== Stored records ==
^^^^^^^^
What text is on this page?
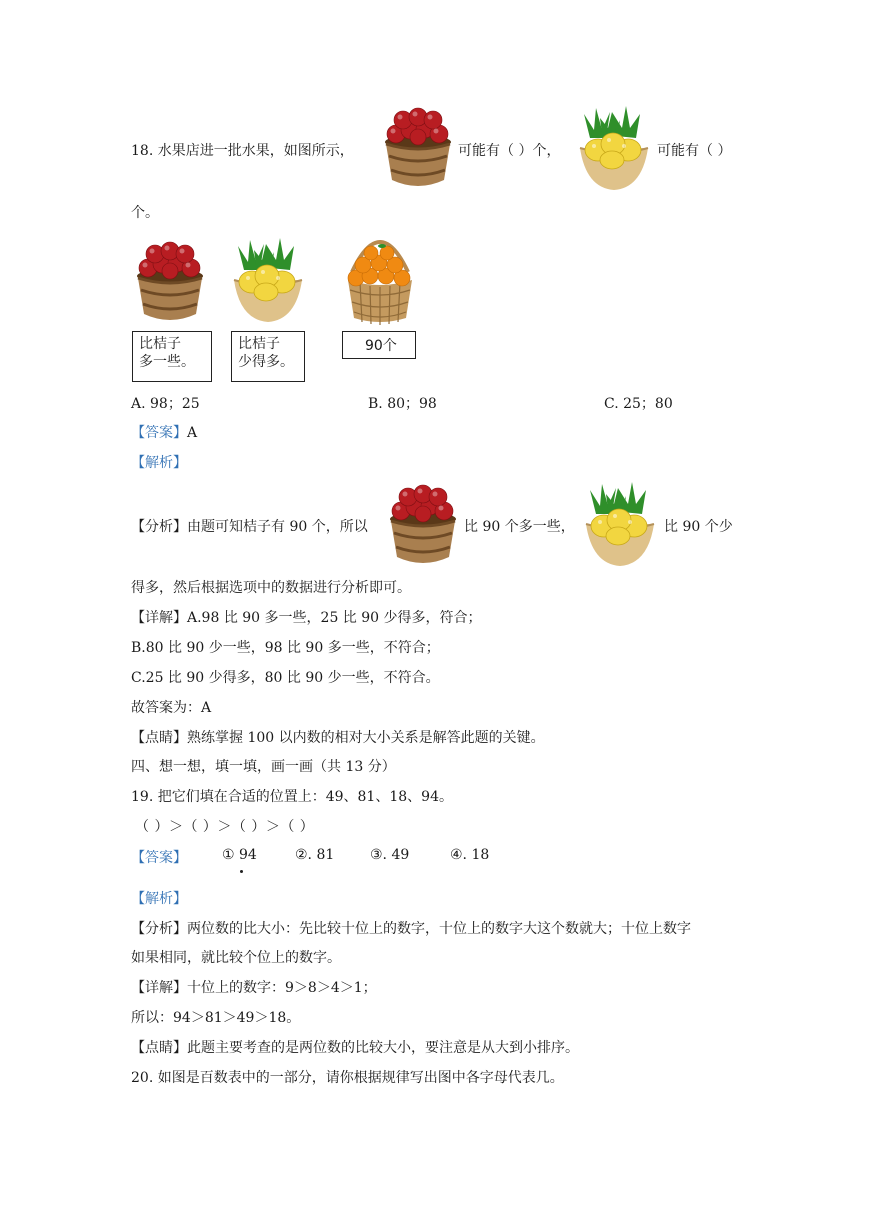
18. 水果店进一批水果，如图所示，	可能有（ ）个，	可能有（ ）
个。
比桔子
多一些。
比桔子
少得多。
90个
A. 98；25	B. 80；98	C. 25；80
【答案】A
【解析】
【分析】由题可知桔子有 90 个，所以	比 90 个多一些，	比 90 个少
得多，然后根据选项中的数据进行分析即可。
【详解】A.98 比 90 多一些，25 比 90 少得多，符合；
B.80 比 90 少一些，98 比 90 多一些，不符合；
C.25 比 90 少得多，80 比 90 少一些，不符合。
故答案为：A
【点睛】熟练掌握 100 以内数的相对大小关系是解答此题的关键。
四、想一想，填一填，画一画（共 13 分）
19. 把它们填在合适的位置上：49、81、18、94。
（ ）＞（ ）＞（ ）＞（ ）
【答案】	① 94	②. 81	③. 49	④. 18
【解析】
【分析】两位数的比大小：先比较十位上的数字，十位上的数字大这个数就大；十位上数字
如果相同，就比较个位上的数字。
【详解】十位上的数字：9＞8＞4＞1；
所以：94＞81＞49＞18。
【点睛】此题主要考查的是两位数的比较大小，要注意是从大到小排序。
20. 如图是百数表中的一部分，请你根据规律写出图中各字母代表几。
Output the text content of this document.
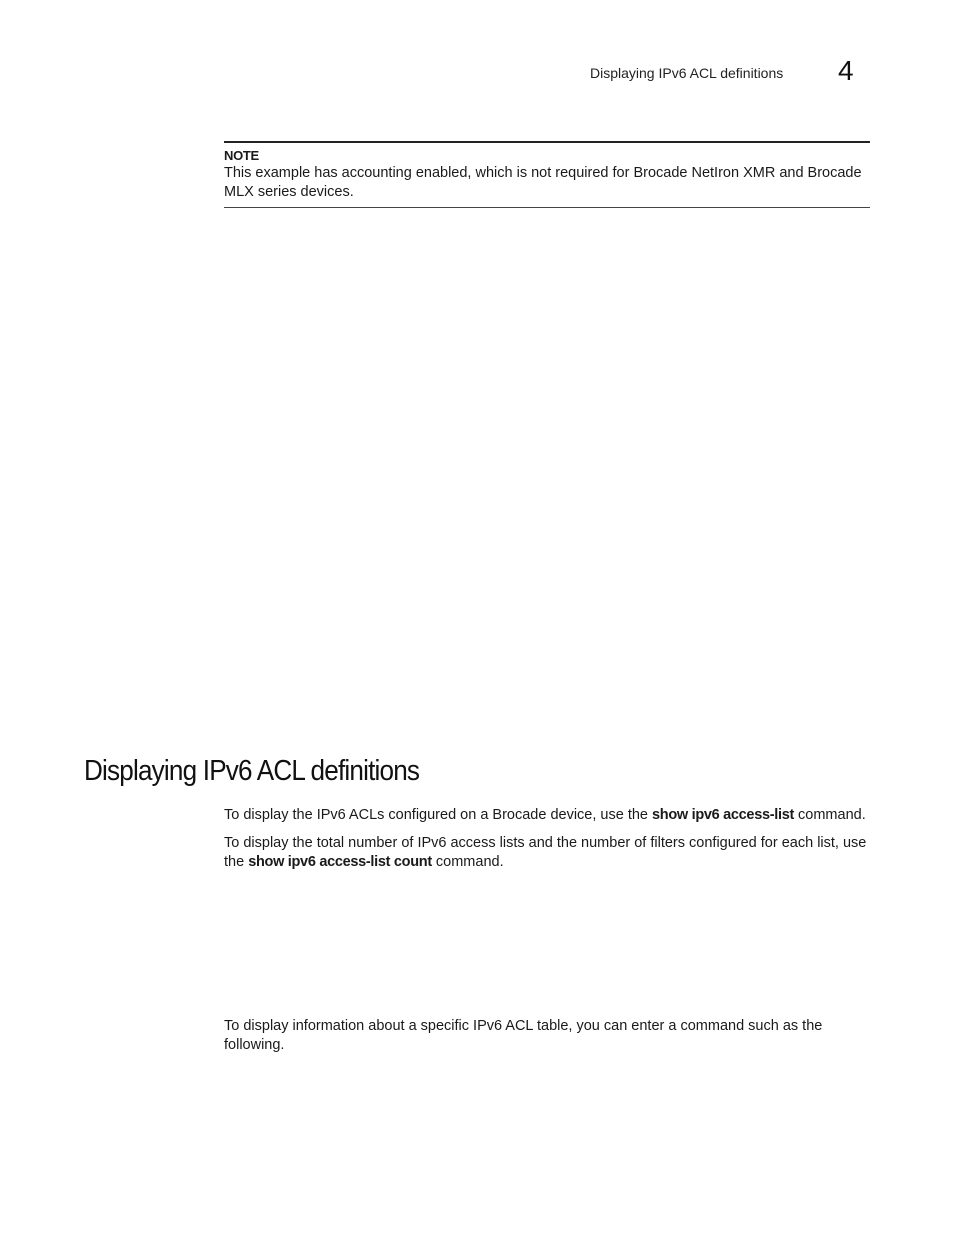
Displaying IPv6 ACL definitions 4
NOTE
This example has accounting enabled, which is not required for Brocade NetIron XMR and Brocade MLX series devices.
Displaying IPv6 ACL definitions

To display the IPv6 ACLs configured on a Brocade device, use the show ipv6 access-list command.

To display the total number of IPv6 access lists and the number of filters configured for each list, use the show ipv6 access-list count command.

To display information about a specific IPv6 ACL table, you can enter a command such as the following.
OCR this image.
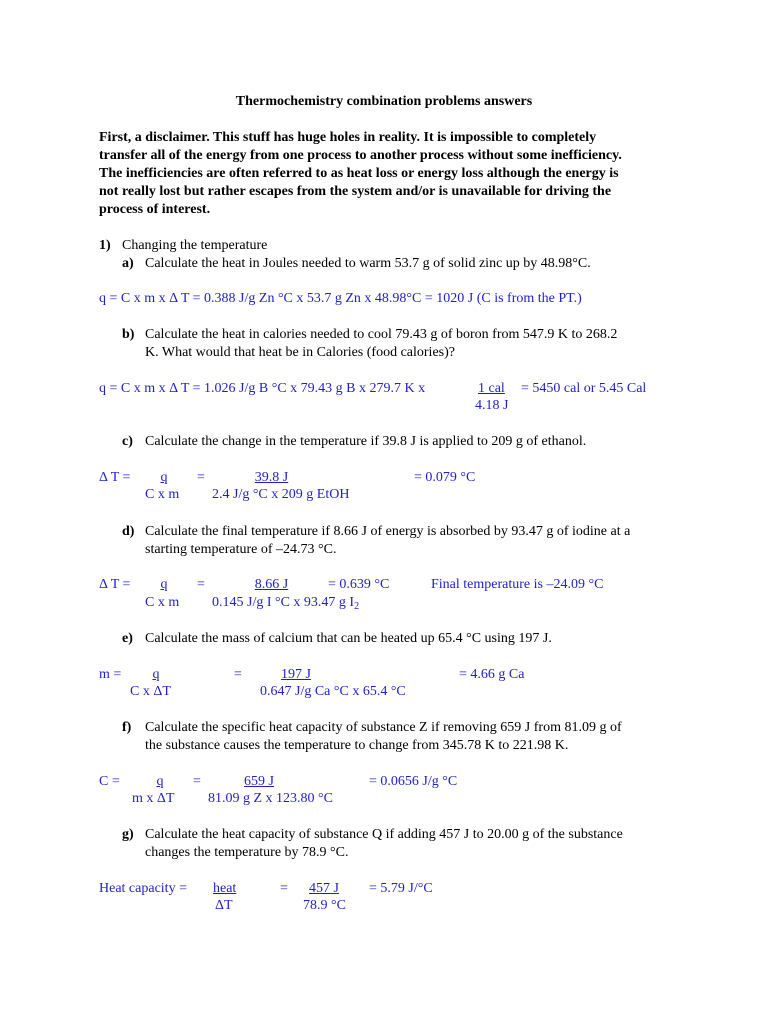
Thermochemistry combination problems answers
First, a disclaimer. This stuff has huge holes in reality. It is impossible to completely
transfer all of the energy from one process to another process without some inefficiency.
The inefficiencies are often referred to as heat loss or energy loss although the energy is
not really lost but rather escapes from the system and/or is unavailable for driving the
process of interest.
1) Changing the temperature
a) Calculate the heat in Joules needed to warm 53.7 g of solid zinc up by 48.98°C.
q = C x m x Δ T = 0.388 J/g Zn °C x 53.7 g Zn x 48.98°C = 1020 J (C is from the PT.)
b) Calculate the heat in calories needed to cool 79.43 g of boron from 547.9 K to 268.2
K. What would that heat be in Calories (food calories)?
q = C x m x Δ T = 1.026 J/g B °C x 79.43 g B x 279.7 K x	1 cal
4.18 J
= 5450 cal or 5.45 Cal
c) Calculate the change in the temperature if 39.8 J is applied to 209 g of ethanol.
Δ T =	q
C x m
=	39.8 J
2.4 J/g °C x 209 g EtOH
= 0.079 °C
d) Calculate the final temperature if 8.66 J of energy is absorbed by 93.47 g of iodine at a
starting temperature of –24.73 °C.
Δ T =	q
C x m
=	8.66 J
0.145 J/g I °C x 93.47 g $I_2$
= 0.639 °C	Final temperature is –24.09 °C
e) Calculate the mass of calcium that can be heated up 65.4 °C using 197 J.
m =	q
C x ΔT
=	197 J
0.647 J/g Ca °C x 65.4 °C
= 4.66 g Ca
f) Calculate the specific heat capacity of substance Z if removing 659 J from 81.09 g of
the substance causes the temperature to change from 345.78 K to 221.98 K.
C =	q
m x ΔT
=	659 J
81.09 g Z x 123.80 °C
= 0.0656 J/g °C
g) Calculate the heat capacity of substance Q if adding 457 J to 20.00 g of the substance
changes the temperature by 78.9 °C.
Heat capacity = heat
ΔT
= 457 J
78.9 °C
= 5.79 J/°C
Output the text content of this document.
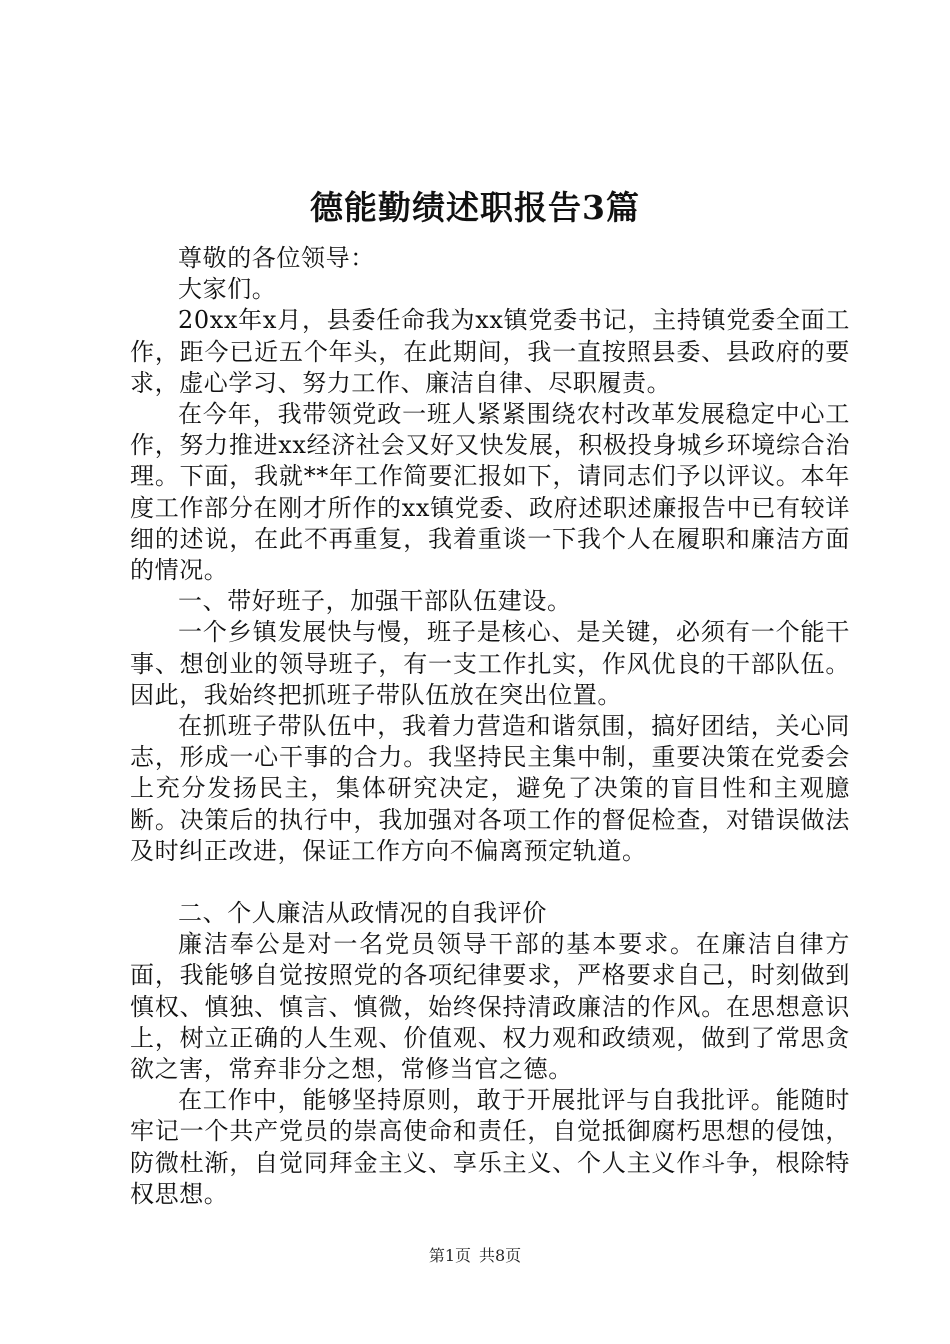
德能勤绩述职报告3篇

尊敬的各位领导：

大家们。

20xx年x月，县委任命我为xx镇党委书记，主持镇党委全面工作，距今已近五个年头，在此期间，我一直按照县委、县政府的要求，虚心学习、努力工作、廉洁自律、尽职履责。

在今年，我带领党政一班人紧紧围绕农村改革发展稳定中心工作，努力推进xx经济社会又好又快发展，积极投身城乡环境综合治理。下面，我就**年工作简要汇报如下，请同志们予以评议。本年度工作部分在刚才所作的xx镇党委、政府述职述廉报告中已有较详细的述说，在此不再重复，我着重谈一下我个人在履职和廉洁方面的情况。

一、带好班子，加强干部队伍建设。

一个乡镇发展快与慢，班子是核心、是关键，必须有一个能干事、想创业的领导班子，有一支工作扎实，作风优良的干部队伍。因此，我始终把抓班子带队伍放在突出位置。

在抓班子带队伍中，我着力营造和谐氛围，搞好团结，关心同志，形成一心干事的合力。我坚持民主集中制，重要决策在党委会上充分发扬民主，集体研究决定，避免了决策的盲目性和主观臆断。决策后的执行中，我加强对各项工作的督促检查，对错误做法及时纠正改进，保证工作方向不偏离预定轨道。

二、个人廉洁从政情况的自我评价

廉洁奉公是对一名党员领导干部的基本要求。在廉洁自律方面，我能够自觉按照党的各项纪律要求，严格要求自己，时刻做到慎权、慎独、慎言、慎微，始终保持清政廉洁的作风。在思想意识上，树立正确的人生观、价值观、权力观和政绩观，做到了常思贪欲之害，常弃非分之想，常修当官之德。

在工作中，能够坚持原则，敢于开展批评与自我批评。能随时牢记一个共产党员的崇高使命和责任，自觉抵御腐朽思想的侵蚀，防微杜渐，自觉同拜金主义、享乐主义、个人主义作斗争，根除特权思想。

第1页 共8页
^^^^^^^^
== PROMPT ==
Select the lines in this material that hold the word "definitions", leaving none out.

== RESULT OF THIS EXERCISE ==
Displaying IPv6 ACL definitions 4
Displaying IPv6 ACL definitions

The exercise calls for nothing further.